## 作業一覧
a) 期外収縮の解説文で「不整脈以外の心疾患」として挙げられている疾患名を、「他」を除いてすべて列挙してください。
b) 期外収縮の解説文を、最後に示された文の後から書き進めてください。

## 本文
--*--

「循環器内科.com」に「期外収縮の診療の進め方」についてまとめました。
【期外収縮の診療の進め方】
期外収縮は健診で指摘されることの一番多い心電図所見です。期外収縮には心室期外収縮と上室期外収縮がありますが、診療の進め方に大きな差はありません。健診等によって心室期外収縮または上室期外収縮を指摘された場合、まず第一に、ホルター心電図、採血、画像検査等によって基礎心疾患の有無を評価します。次に、自覚症状の有無によって上記の3つに分類が出来ます。具体的には、
1、基礎心疾患を認める場合、自覚症状の有無に関わらず、基礎心疾患に対する治療を行います。
2、基礎心疾患を認めない場合、原則的に治療の必要はありませんが、例外的に、自覚症状によって著しい生活の質の低下を認める場合、抗不整脈薬、カテーテルアブレーション等の治療の選択肢があります。
3、基礎心疾患を認めないで、かつ、自覚症状もない場合、特に治療は必要ありません。
以上のように基礎心疾患の有無によって大きく治療方針が異なることがわかります。
【基礎心疾患とは】
基礎心疾患とは、自覚症状や心電図所見の背景にある様々な心疾患のことです。自覚症状をきっかけに受診して精査の結果見付かることもありますし、何の自覚症状ない場合でも健診をきっかけに精査の結果、何らかの基礎心疾患が見付かる場合もあります。基礎心疾患は多岐に渡ります。具体的には、
・治療が必要な不整脈(発作性心房細動、持続性心房細動、心房粗動、発作性上室性頻拍、新規3枝ブロック、洞不全症候群、Mobitz II型II度房室ブロック、III度房室ブロック、心室頻拍、心室細動、他)
・治療が必要ない不整脈(心室期外収縮、上室期外収縮、洞性頻脈、洞性徐脈、他)
・不整脈以外の心疾患(心不全、狭心症、心筋梗塞、心筋症、弁膜症、心筋炎、他)
・心疾患以外の疾患(二次性高血圧症、甲状腺機能異常、副腎機能、貧血、低血圧症、自己免疫疾患、他)
・その他(カフェイン、煙草、アルコール、睡眠不足、疲労、不安神経症、過換気症候群、パニック障害、他)

--*--

## 確認用データ
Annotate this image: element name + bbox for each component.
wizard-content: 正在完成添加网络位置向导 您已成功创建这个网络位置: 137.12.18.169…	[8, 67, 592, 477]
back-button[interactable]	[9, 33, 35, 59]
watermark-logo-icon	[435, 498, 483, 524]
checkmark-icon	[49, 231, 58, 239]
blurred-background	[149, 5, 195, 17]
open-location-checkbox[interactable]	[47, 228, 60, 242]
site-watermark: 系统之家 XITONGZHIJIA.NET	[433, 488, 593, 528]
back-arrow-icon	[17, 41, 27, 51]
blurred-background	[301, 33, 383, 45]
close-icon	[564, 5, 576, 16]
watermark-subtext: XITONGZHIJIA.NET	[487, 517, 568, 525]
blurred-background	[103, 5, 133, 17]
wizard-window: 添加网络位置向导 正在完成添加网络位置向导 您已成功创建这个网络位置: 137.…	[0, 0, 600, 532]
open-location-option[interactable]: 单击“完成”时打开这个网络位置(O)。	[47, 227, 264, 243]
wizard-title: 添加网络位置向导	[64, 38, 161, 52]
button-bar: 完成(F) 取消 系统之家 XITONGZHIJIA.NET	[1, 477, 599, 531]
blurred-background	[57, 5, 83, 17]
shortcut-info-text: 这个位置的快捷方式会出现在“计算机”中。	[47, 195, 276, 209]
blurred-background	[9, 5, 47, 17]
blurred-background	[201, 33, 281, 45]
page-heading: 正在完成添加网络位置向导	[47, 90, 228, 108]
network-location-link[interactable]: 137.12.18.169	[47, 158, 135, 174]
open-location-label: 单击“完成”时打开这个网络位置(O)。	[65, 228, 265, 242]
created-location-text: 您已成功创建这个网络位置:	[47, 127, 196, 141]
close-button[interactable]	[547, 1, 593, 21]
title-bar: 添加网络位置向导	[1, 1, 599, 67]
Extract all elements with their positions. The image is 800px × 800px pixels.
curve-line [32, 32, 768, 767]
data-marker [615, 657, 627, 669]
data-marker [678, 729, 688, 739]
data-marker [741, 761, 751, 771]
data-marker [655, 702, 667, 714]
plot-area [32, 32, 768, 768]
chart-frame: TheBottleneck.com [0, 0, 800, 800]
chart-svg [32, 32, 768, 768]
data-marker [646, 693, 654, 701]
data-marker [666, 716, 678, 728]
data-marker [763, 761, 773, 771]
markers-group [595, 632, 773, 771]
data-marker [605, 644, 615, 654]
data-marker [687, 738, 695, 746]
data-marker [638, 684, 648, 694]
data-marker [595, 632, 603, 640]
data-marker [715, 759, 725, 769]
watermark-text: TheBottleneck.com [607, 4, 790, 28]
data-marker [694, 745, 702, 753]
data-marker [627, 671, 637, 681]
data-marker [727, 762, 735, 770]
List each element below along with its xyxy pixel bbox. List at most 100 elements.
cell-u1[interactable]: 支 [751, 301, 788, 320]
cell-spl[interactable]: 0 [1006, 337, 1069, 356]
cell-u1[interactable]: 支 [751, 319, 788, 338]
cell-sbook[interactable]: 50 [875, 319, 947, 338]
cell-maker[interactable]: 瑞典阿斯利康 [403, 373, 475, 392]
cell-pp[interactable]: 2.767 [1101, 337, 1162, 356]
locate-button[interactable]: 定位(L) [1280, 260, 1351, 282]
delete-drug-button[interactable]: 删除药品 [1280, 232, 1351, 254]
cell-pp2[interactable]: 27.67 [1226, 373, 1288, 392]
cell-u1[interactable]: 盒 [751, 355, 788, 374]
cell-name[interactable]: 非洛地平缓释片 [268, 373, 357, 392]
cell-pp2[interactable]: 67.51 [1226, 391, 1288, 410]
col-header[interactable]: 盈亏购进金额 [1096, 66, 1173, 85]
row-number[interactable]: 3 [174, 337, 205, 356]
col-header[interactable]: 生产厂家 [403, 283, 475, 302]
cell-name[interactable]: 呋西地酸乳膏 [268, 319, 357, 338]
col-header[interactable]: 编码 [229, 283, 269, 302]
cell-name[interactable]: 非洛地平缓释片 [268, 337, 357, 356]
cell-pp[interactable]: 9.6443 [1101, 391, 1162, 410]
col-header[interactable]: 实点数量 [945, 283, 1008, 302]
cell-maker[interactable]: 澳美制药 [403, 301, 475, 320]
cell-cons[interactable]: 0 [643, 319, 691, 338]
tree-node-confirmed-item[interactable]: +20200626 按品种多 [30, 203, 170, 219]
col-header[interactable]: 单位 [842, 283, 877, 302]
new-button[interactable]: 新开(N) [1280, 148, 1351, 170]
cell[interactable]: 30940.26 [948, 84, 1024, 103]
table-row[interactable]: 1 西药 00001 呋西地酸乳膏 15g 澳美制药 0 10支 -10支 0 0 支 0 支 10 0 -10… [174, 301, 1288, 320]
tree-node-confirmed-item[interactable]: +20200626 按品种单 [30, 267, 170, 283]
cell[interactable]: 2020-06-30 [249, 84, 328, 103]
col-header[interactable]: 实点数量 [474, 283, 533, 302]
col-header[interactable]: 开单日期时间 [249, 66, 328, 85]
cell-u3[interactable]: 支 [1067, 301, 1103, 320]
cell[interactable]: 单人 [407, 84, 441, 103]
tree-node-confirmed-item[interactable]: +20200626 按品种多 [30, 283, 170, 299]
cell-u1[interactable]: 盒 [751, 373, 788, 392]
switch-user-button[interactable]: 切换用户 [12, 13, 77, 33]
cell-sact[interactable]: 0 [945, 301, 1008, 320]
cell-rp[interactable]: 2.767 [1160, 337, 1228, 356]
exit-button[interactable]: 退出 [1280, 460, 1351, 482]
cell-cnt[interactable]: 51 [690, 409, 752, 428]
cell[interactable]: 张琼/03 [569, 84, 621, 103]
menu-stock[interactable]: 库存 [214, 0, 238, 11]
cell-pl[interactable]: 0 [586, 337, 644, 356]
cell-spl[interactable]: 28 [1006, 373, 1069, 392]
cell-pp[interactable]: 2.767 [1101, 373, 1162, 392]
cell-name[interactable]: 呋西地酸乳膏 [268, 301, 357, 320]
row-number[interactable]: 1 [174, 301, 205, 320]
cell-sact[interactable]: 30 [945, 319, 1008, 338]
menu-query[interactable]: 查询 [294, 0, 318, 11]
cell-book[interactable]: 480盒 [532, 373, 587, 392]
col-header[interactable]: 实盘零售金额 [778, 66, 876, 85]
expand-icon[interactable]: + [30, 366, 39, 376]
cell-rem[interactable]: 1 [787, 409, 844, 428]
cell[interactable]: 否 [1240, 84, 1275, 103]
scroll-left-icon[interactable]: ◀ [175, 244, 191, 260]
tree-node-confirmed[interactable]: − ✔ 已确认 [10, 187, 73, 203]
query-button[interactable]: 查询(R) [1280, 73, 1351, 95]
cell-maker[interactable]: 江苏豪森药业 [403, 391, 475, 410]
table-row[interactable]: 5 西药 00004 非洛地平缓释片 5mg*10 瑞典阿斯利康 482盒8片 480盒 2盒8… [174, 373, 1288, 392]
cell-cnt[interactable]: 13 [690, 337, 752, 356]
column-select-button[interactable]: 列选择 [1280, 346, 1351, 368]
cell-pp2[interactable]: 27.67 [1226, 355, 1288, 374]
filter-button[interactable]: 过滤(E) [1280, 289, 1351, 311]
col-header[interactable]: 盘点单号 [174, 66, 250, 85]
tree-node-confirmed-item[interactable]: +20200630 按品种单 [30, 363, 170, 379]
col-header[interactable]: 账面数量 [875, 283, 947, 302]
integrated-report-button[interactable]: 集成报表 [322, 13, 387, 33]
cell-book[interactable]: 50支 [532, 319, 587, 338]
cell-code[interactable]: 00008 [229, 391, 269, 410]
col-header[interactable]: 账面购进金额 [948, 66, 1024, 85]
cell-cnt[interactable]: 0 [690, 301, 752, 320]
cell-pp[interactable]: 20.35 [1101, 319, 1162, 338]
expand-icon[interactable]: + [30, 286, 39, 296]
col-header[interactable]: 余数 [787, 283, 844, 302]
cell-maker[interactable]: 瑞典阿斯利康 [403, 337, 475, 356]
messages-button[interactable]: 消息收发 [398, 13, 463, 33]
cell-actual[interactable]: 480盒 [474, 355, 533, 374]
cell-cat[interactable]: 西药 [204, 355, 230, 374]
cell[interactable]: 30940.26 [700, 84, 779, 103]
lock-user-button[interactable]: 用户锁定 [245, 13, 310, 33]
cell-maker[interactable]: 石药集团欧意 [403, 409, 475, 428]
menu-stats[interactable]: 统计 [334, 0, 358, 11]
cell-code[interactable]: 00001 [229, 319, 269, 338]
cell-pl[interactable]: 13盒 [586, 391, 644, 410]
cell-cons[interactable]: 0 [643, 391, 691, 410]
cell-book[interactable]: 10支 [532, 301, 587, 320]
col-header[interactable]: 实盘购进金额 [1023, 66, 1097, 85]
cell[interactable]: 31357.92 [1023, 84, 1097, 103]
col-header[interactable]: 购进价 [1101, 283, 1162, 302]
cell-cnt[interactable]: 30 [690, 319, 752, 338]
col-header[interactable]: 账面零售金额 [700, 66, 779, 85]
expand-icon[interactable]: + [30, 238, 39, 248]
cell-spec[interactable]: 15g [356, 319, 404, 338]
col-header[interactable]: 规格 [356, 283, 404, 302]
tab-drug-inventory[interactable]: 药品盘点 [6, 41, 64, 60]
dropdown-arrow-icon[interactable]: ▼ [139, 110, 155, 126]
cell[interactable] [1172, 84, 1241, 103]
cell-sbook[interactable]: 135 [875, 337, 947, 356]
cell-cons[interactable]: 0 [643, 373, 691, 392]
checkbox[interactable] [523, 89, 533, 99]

--*--

## 解答
a) 心不全、狭心症、心筋梗塞、心筋症、弁膜症、心筋炎

b)
【基礎心疾患の精査】
基礎心疾患の有無と一口に言っても精査の対象となる疾患は多岐に渡り、完全な意味で基礎心疾患なしを証明するのは難しい面もありますが、お茶の水循環器内科では、以下のように重点的に診療を進めて行きます。
1、ホルター心電図:期外収縮以外に治療が必要な不整脈があるかないかの精査除外
2、採血:基礎心疾患として心不全の有無の評価、甲状腺機能や貧血等の脈に影響を及ぼす採血項目の評価
3、心エコーまたは心臓MRI:必要に応じて基礎心疾患として弁膜症、心筋症の有無の評価
4、冠動脈CT:冠危険因子を複数認める場合には冠動脈の評価
1と2はほとんどの場合に必要で、3と4はリスク因子や家族歴等に応じて必要性を相談というイメージです。詳しくは日本心臓財団のページをご覧ください。
→https://www.jhf.or.jp/q&adb/category/c1/
【まとめ】
以上まとめると、期外収縮の診療においては、基礎心疾患の有無の精査が大きなポイントであること、基礎心疾患を認める場合、自覚症状の有無に関わらず、基礎心疾患に対する治療を行うこと、基礎心疾患を認めない場合、原則的に治療の必要ないこと、ただし、例外的に、自覚症状によって著しい生活の質の低下を認める場合、抗不整脈薬、カテーテルアブレーション等の治療の選択肢があること、基礎心疾患を認めないで、かつ、自覚症状もない場合、特に治療は必要ないこと、が重要です。詳しくは主治医までご相談ください。